#### [THE TASK]
Retype all of the listing exactly, passing over any picture you find.

#### [DATA]

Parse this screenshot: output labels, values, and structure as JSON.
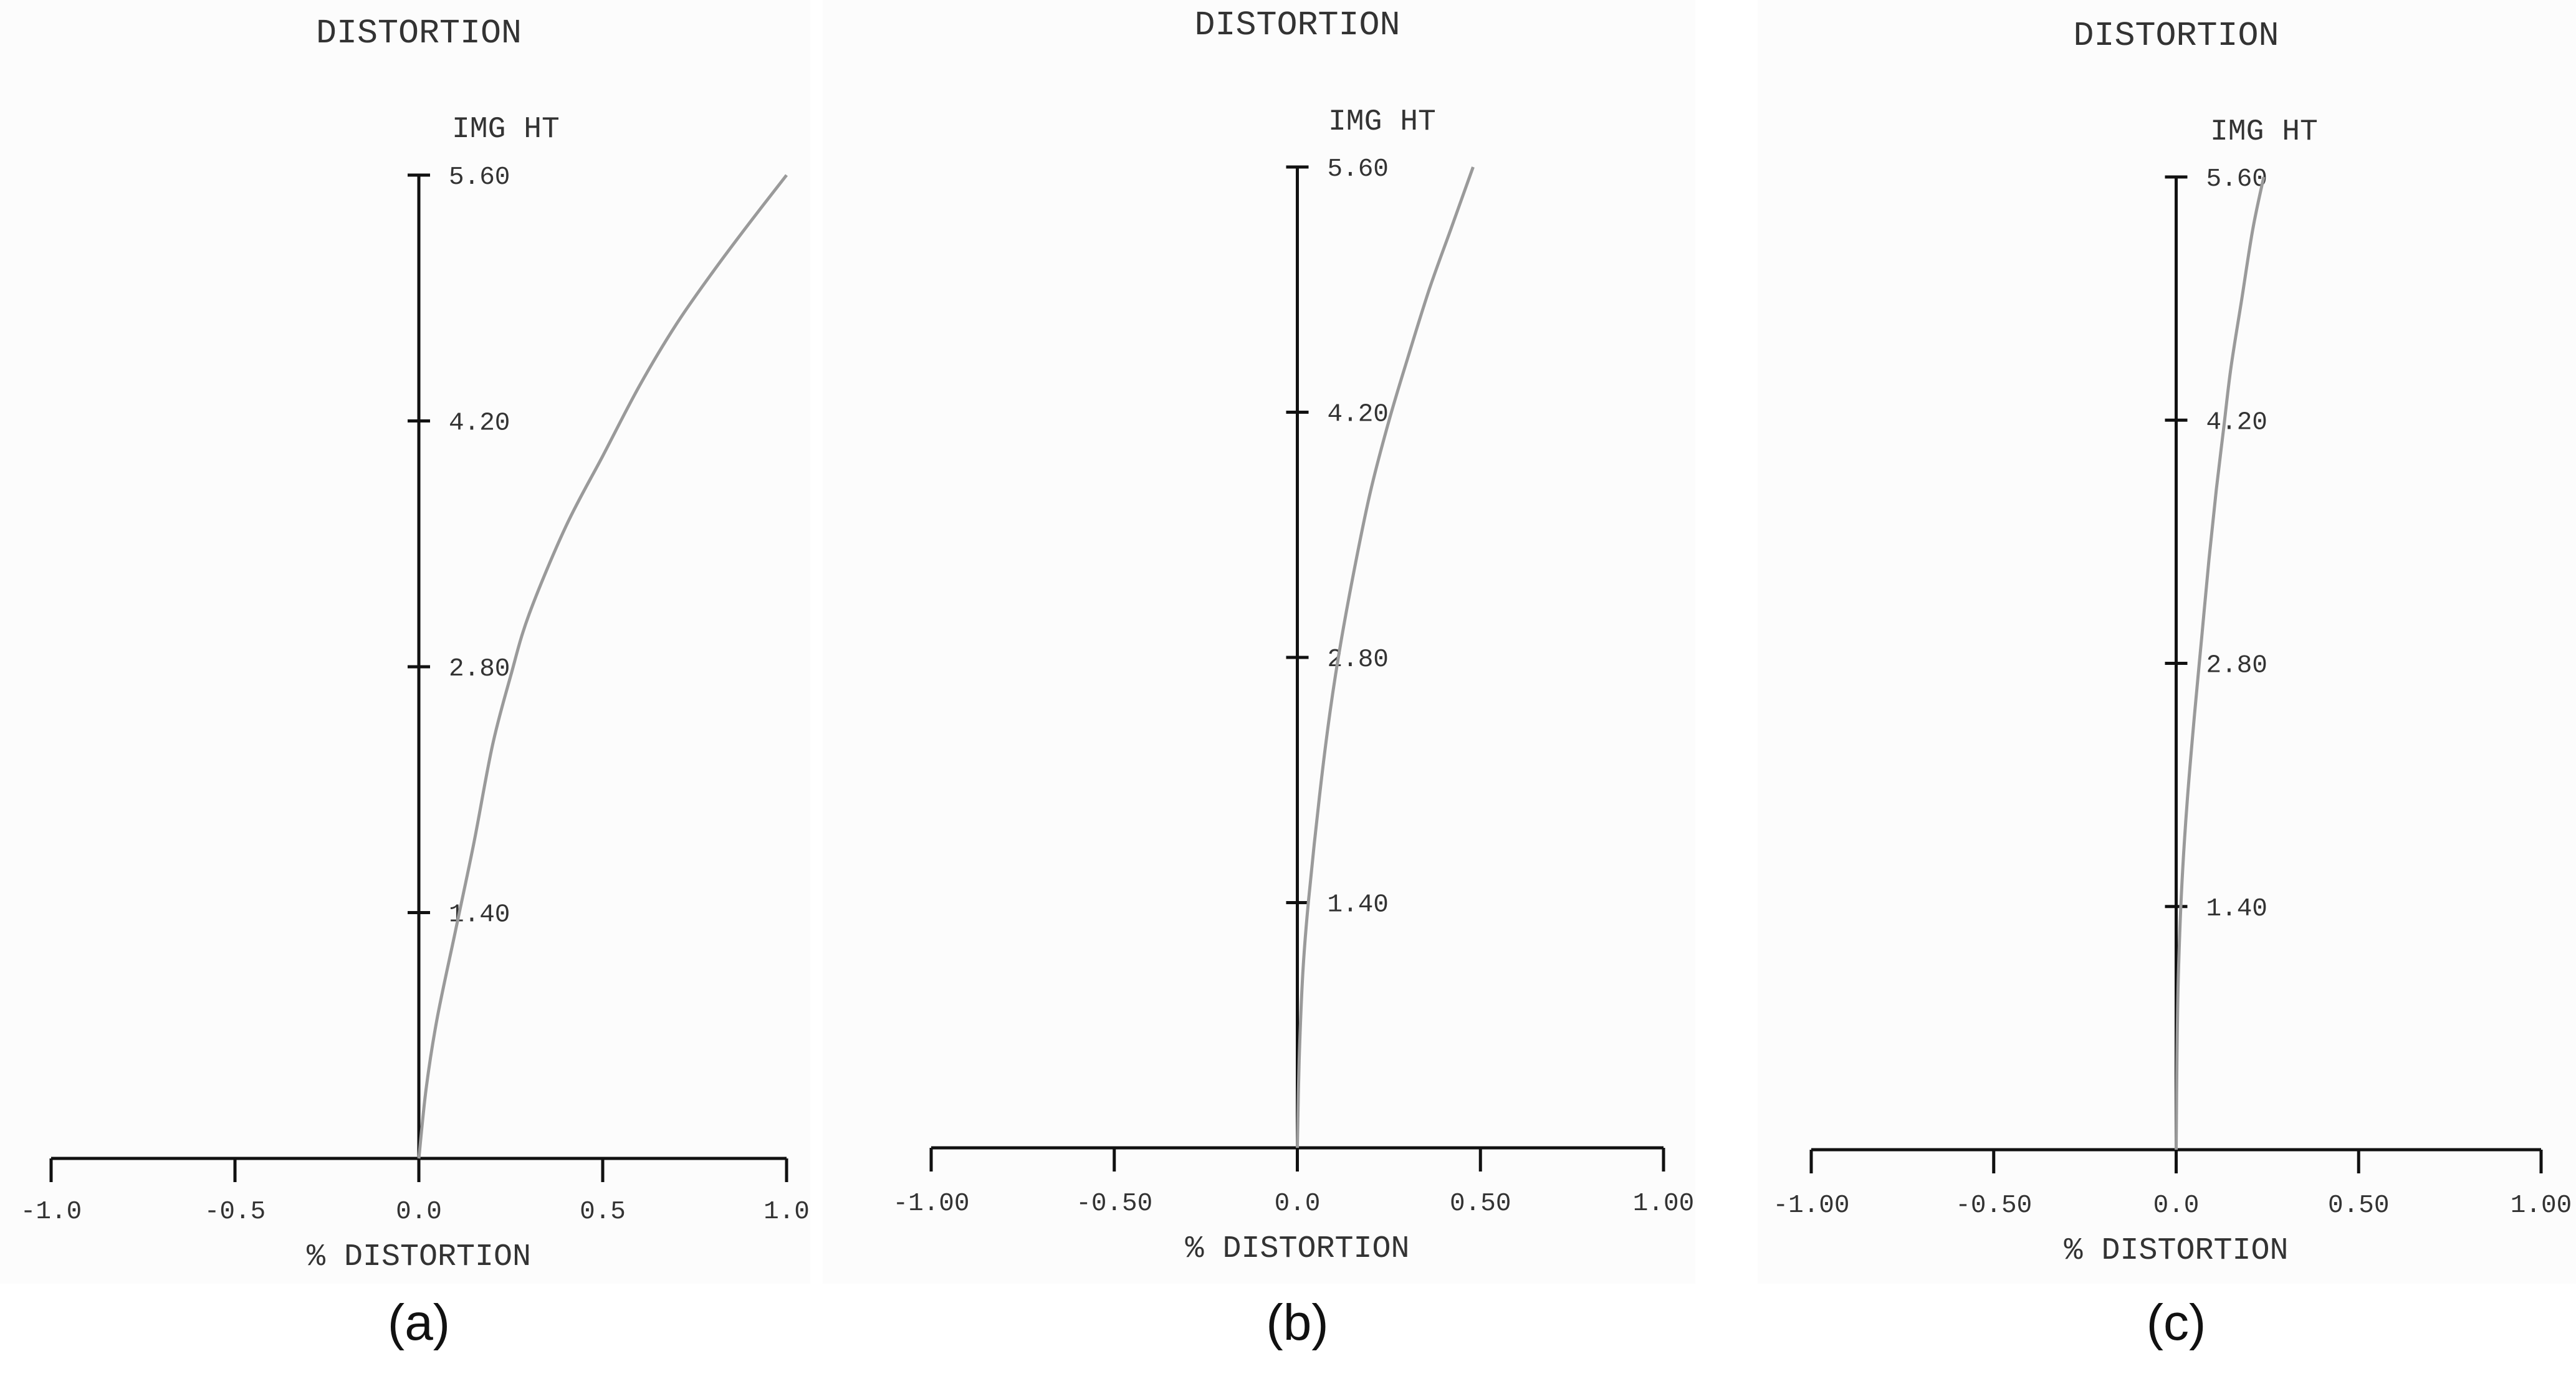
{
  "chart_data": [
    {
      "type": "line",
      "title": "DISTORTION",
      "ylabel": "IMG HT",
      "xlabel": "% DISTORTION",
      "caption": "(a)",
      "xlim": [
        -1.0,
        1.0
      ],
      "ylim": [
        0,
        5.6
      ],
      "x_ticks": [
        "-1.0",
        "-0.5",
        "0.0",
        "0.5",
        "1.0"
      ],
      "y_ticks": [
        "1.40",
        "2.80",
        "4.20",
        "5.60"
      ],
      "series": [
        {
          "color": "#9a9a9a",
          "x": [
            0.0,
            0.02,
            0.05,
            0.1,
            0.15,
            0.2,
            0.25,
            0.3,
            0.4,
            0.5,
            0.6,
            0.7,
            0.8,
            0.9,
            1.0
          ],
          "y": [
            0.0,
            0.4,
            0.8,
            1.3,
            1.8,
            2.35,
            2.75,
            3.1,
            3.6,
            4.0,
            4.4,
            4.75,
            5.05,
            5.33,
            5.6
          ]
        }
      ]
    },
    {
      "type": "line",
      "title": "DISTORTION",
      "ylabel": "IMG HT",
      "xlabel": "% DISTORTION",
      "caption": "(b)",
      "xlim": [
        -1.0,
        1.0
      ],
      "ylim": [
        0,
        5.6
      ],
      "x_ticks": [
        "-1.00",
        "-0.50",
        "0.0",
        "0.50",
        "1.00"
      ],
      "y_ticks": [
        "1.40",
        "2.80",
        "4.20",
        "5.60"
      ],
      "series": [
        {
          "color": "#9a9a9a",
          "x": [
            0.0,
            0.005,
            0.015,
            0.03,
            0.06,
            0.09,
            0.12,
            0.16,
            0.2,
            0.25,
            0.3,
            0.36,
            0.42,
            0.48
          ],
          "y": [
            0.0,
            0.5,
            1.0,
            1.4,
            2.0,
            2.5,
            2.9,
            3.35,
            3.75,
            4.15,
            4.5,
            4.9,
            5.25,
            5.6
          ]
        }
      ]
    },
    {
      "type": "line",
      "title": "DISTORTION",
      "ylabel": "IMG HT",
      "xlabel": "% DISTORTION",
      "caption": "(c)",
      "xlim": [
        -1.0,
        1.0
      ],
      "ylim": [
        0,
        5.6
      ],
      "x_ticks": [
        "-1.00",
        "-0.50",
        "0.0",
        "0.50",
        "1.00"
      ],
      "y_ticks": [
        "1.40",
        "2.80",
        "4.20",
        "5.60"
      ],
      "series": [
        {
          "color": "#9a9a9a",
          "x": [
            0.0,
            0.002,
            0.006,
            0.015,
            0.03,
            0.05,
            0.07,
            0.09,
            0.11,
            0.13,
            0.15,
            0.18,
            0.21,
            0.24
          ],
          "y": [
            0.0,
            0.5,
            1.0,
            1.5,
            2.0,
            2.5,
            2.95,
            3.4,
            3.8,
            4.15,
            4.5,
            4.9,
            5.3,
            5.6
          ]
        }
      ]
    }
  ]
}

#### [TASK OUTPUT]
Parse this screenshot: output labels, values, and structure as JSON.
{
  "chart_data": [
    {
      "type": "line",
      "title": "DISTORTION",
      "ylabel": "IMG HT",
      "xlabel": "% DISTORTION",
      "caption": "(a)",
      "xlim": [
        -1.0,
        1.0
      ],
      "ylim": [
        0,
        5.6
      ],
      "x_ticks": [
        "-1.0",
        "-0.5",
        "0.0",
        "0.5",
        "1.0"
      ],
      "y_ticks": [
        "1.40",
        "2.80",
        "4.20",
        "5.60"
      ],
      "series": [
        {
          "color": "#9a9a9a",
          "x": [
            0.0,
            0.02,
            0.05,
            0.1,
            0.15,
            0.2,
            0.25,
            0.3,
            0.4,
            0.5,
            0.6,
            0.7,
            0.8,
            0.9,
            1.0
          ],
          "y": [
            0.0,
            0.4,
            0.8,
            1.3,
            1.8,
            2.35,
            2.75,
            3.1,
            3.6,
            4.0,
            4.4,
            4.75,
            5.05,
            5.33,
            5.6
          ]
        }
      ]
    },
    {
      "type": "line",
      "title": "DISTORTION",
      "ylabel": "IMG HT",
      "xlabel": "% DISTORTION",
      "caption": "(b)",
      "xlim": [
        -1.0,
        1.0
      ],
      "ylim": [
        0,
        5.6
      ],
      "x_ticks": [
        "-1.00",
        "-0.50",
        "0.0",
        "0.50",
        "1.00"
      ],
      "y_ticks": [
        "1.40",
        "2.80",
        "4.20",
        "5.60"
      ],
      "series": [
        {
          "color": "#9a9a9a",
          "x": [
            0.0,
            0.005,
            0.015,
            0.03,
            0.06,
            0.09,
            0.12,
            0.16,
            0.2,
            0.25,
            0.3,
            0.36,
            0.42,
            0.48
          ],
          "y": [
            0.0,
            0.5,
            1.0,
            1.4,
            2.0,
            2.5,
            2.9,
            3.35,
            3.75,
            4.15,
            4.5,
            4.9,
            5.25,
            5.6
          ]
        }
      ]
    },
    {
      "type": "line",
      "title": "DISTORTION",
      "ylabel": "IMG HT",
      "xlabel": "% DISTORTION",
      "caption": "(c)",
      "xlim": [
        -1.0,
        1.0
      ],
      "ylim": [
        0,
        5.6
      ],
      "x_ticks": [
        "-1.00",
        "-0.50",
        "0.0",
        "0.50",
        "1.00"
      ],
      "y_ticks": [
        "1.40",
        "2.80",
        "4.20",
        "5.60"
      ],
      "series": [
        {
          "color": "#9a9a9a",
          "x": [
            0.0,
            0.002,
            0.006,
            0.015,
            0.03,
            0.05,
            0.07,
            0.09,
            0.11,
            0.13,
            0.15,
            0.18,
            0.21,
            0.24
          ],
          "y": [
            0.0,
            0.5,
            1.0,
            1.5,
            2.0,
            2.5,
            2.95,
            3.4,
            3.8,
            4.15,
            4.5,
            4.9,
            5.3,
            5.6
          ]
        }
      ]
    }
  ]
}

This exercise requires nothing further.